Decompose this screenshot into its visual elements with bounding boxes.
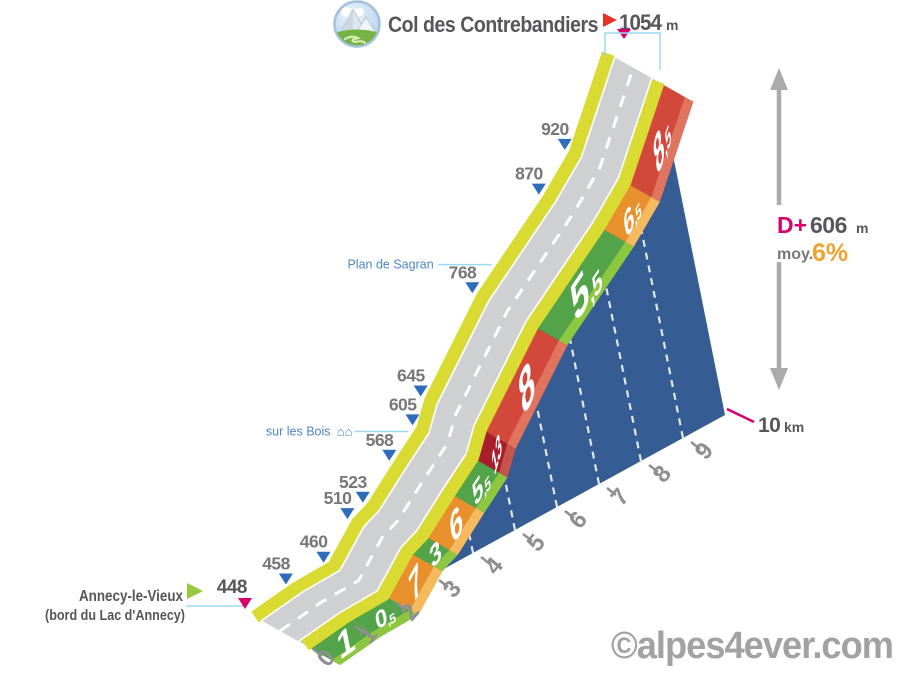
- km-tick: [564, 510, 575, 519]
- gradient-segment-7: [388, 554, 443, 615]
- gradient-segment-bevel: [449, 508, 485, 555]
- km-tick: [354, 625, 365, 634]
- km-tick: [312, 648, 323, 657]
- stats-block: D+ 606 m moy. 6%: [770, 68, 868, 390]
- elevation-mark-label: 460: [300, 532, 328, 552]
- gradient-segment-5.5: [454, 460, 508, 513]
- watermark: ©alpes4ever.com: [611, 625, 893, 667]
- elevation-mark-label: 920: [541, 119, 569, 139]
- place-label: sur les Bois: [266, 424, 331, 438]
- climb-title: Col des Contrebandiers: [388, 12, 598, 37]
- elevation-mark: [413, 385, 428, 397]
- elevation-mark: [355, 491, 370, 503]
- gradient-segment-6.5: [603, 184, 660, 247]
- elevation-mark-label: 645: [397, 366, 425, 386]
- elevation-mark-label: 605: [389, 394, 417, 414]
- km-gridline: [628, 168, 685, 439]
- road-line-left: [261, 57, 616, 622]
- arrow-up-icon: [770, 68, 788, 90]
- title-block: Col des Contrebandiers 1054 m: [333, 0, 678, 70]
- gradient-segment-bevel: [434, 550, 458, 572]
- km-tick: [522, 533, 533, 542]
- avg-label: moy.: [777, 246, 813, 263]
- elevation-mark: [465, 282, 480, 294]
- km-tick-label: 9: [690, 437, 719, 465]
- gradient-segment-bevel: [558, 241, 634, 346]
- elevation-mark: [557, 138, 572, 150]
- gradient-segment-bevel: [499, 443, 516, 478]
- gradient-segment-bevel: [331, 631, 381, 665]
- gradient-segment-5.5: [537, 229, 634, 346]
- elevation-mark-label: 458: [262, 554, 290, 574]
- summit-elevation-unit: m: [666, 17, 678, 33]
- road-edge-stripe-right: [301, 79, 665, 651]
- mountain-badge-icon: [333, 0, 381, 48]
- place-label-layer: ⌂⌂ sur les Bois Plan de Sagran: [266, 258, 492, 439]
- km-gridline: [522, 341, 559, 508]
- km-tick-label: 5: [522, 529, 551, 557]
- summit-leader-line: [604, 32, 661, 70]
- elevation-mark: [316, 551, 331, 563]
- gradient-segment-bevel: [507, 340, 568, 449]
- km-tick-label: 3: [438, 575, 467, 603]
- road-edge-stripe-left: [251, 51, 615, 623]
- elevation-mark-label: 870: [515, 164, 543, 184]
- km-tick: [690, 441, 701, 450]
- houses-icon: ⌂⌂: [337, 424, 353, 439]
- start-block: Annecy-le-Vieux (bord du Lac d'Annecy) 4…: [45, 577, 252, 624]
- km-tick-label: 8: [648, 460, 677, 488]
- road-line-right: [298, 77, 653, 643]
- elevation-mark-label: 768: [449, 262, 477, 282]
- elevation-mark: [531, 183, 546, 195]
- gradient-segment-bevel: [651, 96, 694, 202]
- dplus-label: D+: [777, 212, 807, 238]
- gradient-segment-bevel: [410, 566, 443, 615]
- place-label: Plan de Sagran: [347, 258, 433, 272]
- km-tick-label: 7: [606, 483, 635, 511]
- km-tick: [396, 602, 407, 611]
- km-tick: [648, 464, 659, 473]
- dplus-value: 606: [810, 212, 847, 238]
- summit-marker-icon: [617, 29, 631, 39]
- start-elevation: 448: [217, 577, 247, 598]
- gradient-wall-layer: [310, 84, 694, 665]
- elevation-mark: [405, 414, 420, 426]
- gradient-segment-8: [485, 328, 568, 449]
- gradient-segment-8.5: [629, 84, 694, 202]
- elevation-mark-label: 568: [366, 430, 394, 450]
- elevation-mark: [340, 508, 355, 520]
- km-tick: [606, 487, 617, 496]
- summit-flag-icon: [603, 13, 617, 27]
- km-tick-label: 4: [480, 552, 510, 580]
- km-tick: [480, 556, 491, 565]
- axis-end-value: 10: [758, 414, 780, 437]
- start-name-line2: (bord du Lac d'Annecy): [45, 607, 185, 624]
- road-layer: [251, 51, 665, 651]
- road-centerline: [279, 67, 635, 633]
- start-flag-icon: [187, 583, 203, 599]
- km-tick: [438, 579, 449, 588]
- elevation-mark-label: 523: [339, 472, 367, 492]
- elevation-mark-label: 510: [324, 488, 352, 508]
- start-name-line1: Annecy-le-Vieux: [79, 588, 183, 605]
- gradient-segment-bevel: [625, 197, 660, 247]
- axis-end-block: 10 km: [726, 407, 804, 437]
- axis-end-unit: km: [784, 419, 804, 435]
- gradient-segment-bevel: [475, 472, 508, 513]
- elevation-mark: [382, 449, 397, 461]
- gradient-segment-6: [427, 495, 485, 555]
- km-tick-label: 6: [564, 506, 593, 534]
- gradient-segment-bevel: [372, 609, 419, 637]
- arrow-down-icon: [770, 368, 788, 390]
- avg-value: 6%: [812, 239, 848, 267]
- elevation-mark: [278, 573, 293, 585]
- start-marker-icon: [238, 598, 252, 609]
- dplus-unit: m: [856, 220, 868, 236]
- axis-end-tick: [726, 407, 755, 424]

=====

§ GOAL
Reproduce all of the records above line for line, leaving out the pictures.

§ OUTPUT OF THE EXERCISE
Decompose this screenshot into its visual elements with bounding boxes.
- km-tick: [564, 510, 575, 519]
- gradient-segment-7: [388, 554, 443, 615]
- gradient-segment-bevel: [449, 508, 485, 555]
- km-tick: [354, 625, 365, 634]
- km-tick: [312, 648, 323, 657]
- stats-block: D+ 606 m moy. 6%: [770, 68, 868, 390]
- elevation-mark-label: 460: [300, 532, 328, 552]
- gradient-segment-5.5: [454, 460, 508, 513]
- watermark: ©alpes4ever.com: [611, 625, 893, 667]
- elevation-mark-label: 920: [541, 119, 569, 139]
- place-label: sur les Bois: [266, 424, 331, 438]
- climb-title: Col des Contrebandiers: [388, 12, 598, 37]
- elevation-mark: [413, 385, 428, 397]
- elevation-mark: [355, 491, 370, 503]
- gradient-segment-6.5: [603, 184, 660, 247]
- elevation-mark-label: 645: [397, 366, 425, 386]
- elevation-mark-label: 605: [389, 394, 417, 414]
- km-gridline: [628, 168, 685, 439]
- road-line-left: [261, 57, 616, 622]
- arrow-up-icon: [770, 68, 788, 90]
- title-block: Col des Contrebandiers 1054 m: [333, 0, 678, 70]
- gradient-segment-bevel: [434, 550, 458, 572]
- km-tick: [522, 533, 533, 542]
- avg-label: moy.: [777, 246, 813, 263]
- elevation-mark: [465, 282, 480, 294]
- km-tick-label: 9: [690, 437, 719, 465]
- gradient-segment-bevel: [558, 241, 634, 346]
- elevation-mark: [557, 138, 572, 150]
- gradient-segment-bevel: [499, 443, 516, 478]
- gradient-segment-bevel: [331, 631, 381, 665]
- gradient-segment-5.5: [537, 229, 634, 346]
- elevation-mark-label: 458: [262, 554, 290, 574]
- summit-elevation-unit: m: [666, 17, 678, 33]
- road-edge-stripe-right: [301, 79, 665, 651]
- mountain-badge-icon: [333, 0, 381, 48]
- place-label-layer: ⌂⌂ sur les Bois Plan de Sagran: [266, 258, 492, 439]
- km-gridline: [522, 341, 559, 508]
- km-tick-label: 5: [522, 529, 551, 557]
- summit-leader-line: [604, 32, 661, 70]
- elevation-mark: [316, 551, 331, 563]
- gradient-segment-bevel: [507, 340, 568, 449]
- km-tick-label: 3: [438, 575, 467, 603]
- road-edge-stripe-left: [251, 51, 615, 623]
- elevation-mark-label: 870: [515, 164, 543, 184]
- km-tick: [690, 441, 701, 450]
- houses-icon: ⌂⌂: [337, 424, 353, 439]
- start-block: Annecy-le-Vieux (bord du Lac d'Annecy) 4…: [45, 577, 252, 624]
- km-tick-label: 8: [648, 460, 677, 488]
- road-line-right: [298, 77, 653, 643]
- elevation-mark-label: 768: [449, 262, 477, 282]
- elevation-mark: [531, 183, 546, 195]
- gradient-segment-bevel: [651, 96, 694, 202]
- dplus-label: D+: [777, 212, 807, 238]
- gradient-segment-bevel: [410, 566, 443, 615]
- place-label: Plan de Sagran: [347, 258, 433, 272]
- km-tick-label: 7: [606, 483, 635, 511]
- km-tick: [396, 602, 407, 611]
- km-tick: [648, 464, 659, 473]
- dplus-value: 606: [810, 212, 847, 238]
- summit-marker-icon: [617, 29, 631, 39]
- start-elevation: 448: [217, 577, 247, 598]
- gradient-wall-layer: [310, 84, 694, 665]
- elevation-mark: [405, 414, 420, 426]
- gradient-segment-8: [485, 328, 568, 449]
- gradient-segment-8.5: [629, 84, 694, 202]
- elevation-mark-label: 568: [366, 430, 394, 450]
- elevation-mark: [340, 508, 355, 520]
- km-tick: [606, 487, 617, 496]
- summit-flag-icon: [603, 13, 617, 27]
- km-tick-label: 4: [480, 552, 510, 580]
- km-tick: [480, 556, 491, 565]
- axis-end-value: 10: [758, 414, 780, 437]
- start-name-line2: (bord du Lac d'Annecy): [45, 607, 185, 624]
- road-layer: [251, 51, 665, 651]
- road-centerline: [279, 67, 635, 633]
- start-flag-icon: [187, 583, 203, 599]
- km-tick: [438, 579, 449, 588]
- elevation-mark-label: 523: [339, 472, 367, 492]
- elevation-mark-label: 510: [324, 488, 352, 508]
- start-name-line1: Annecy-le-Vieux: [79, 588, 183, 605]
- gradient-segment-bevel: [625, 197, 660, 247]
- axis-end-block: 10 km: [726, 407, 804, 437]
- axis-end-unit: km: [784, 419, 804, 435]
- gradient-segment-bevel: [475, 472, 508, 513]
- elevation-mark: [382, 449, 397, 461]
- gradient-segment-6: [427, 495, 485, 555]
- km-tick-label: 6: [564, 506, 593, 534]
- gradient-segment-bevel: [372, 609, 419, 637]
- arrow-down-icon: [770, 368, 788, 390]
- avg-value: 6%: [812, 239, 848, 267]
- elevation-mark: [278, 573, 293, 585]
- start-marker-icon: [238, 598, 252, 609]
- dplus-unit: m: [856, 220, 868, 236]
- axis-end-tick: [726, 407, 755, 424]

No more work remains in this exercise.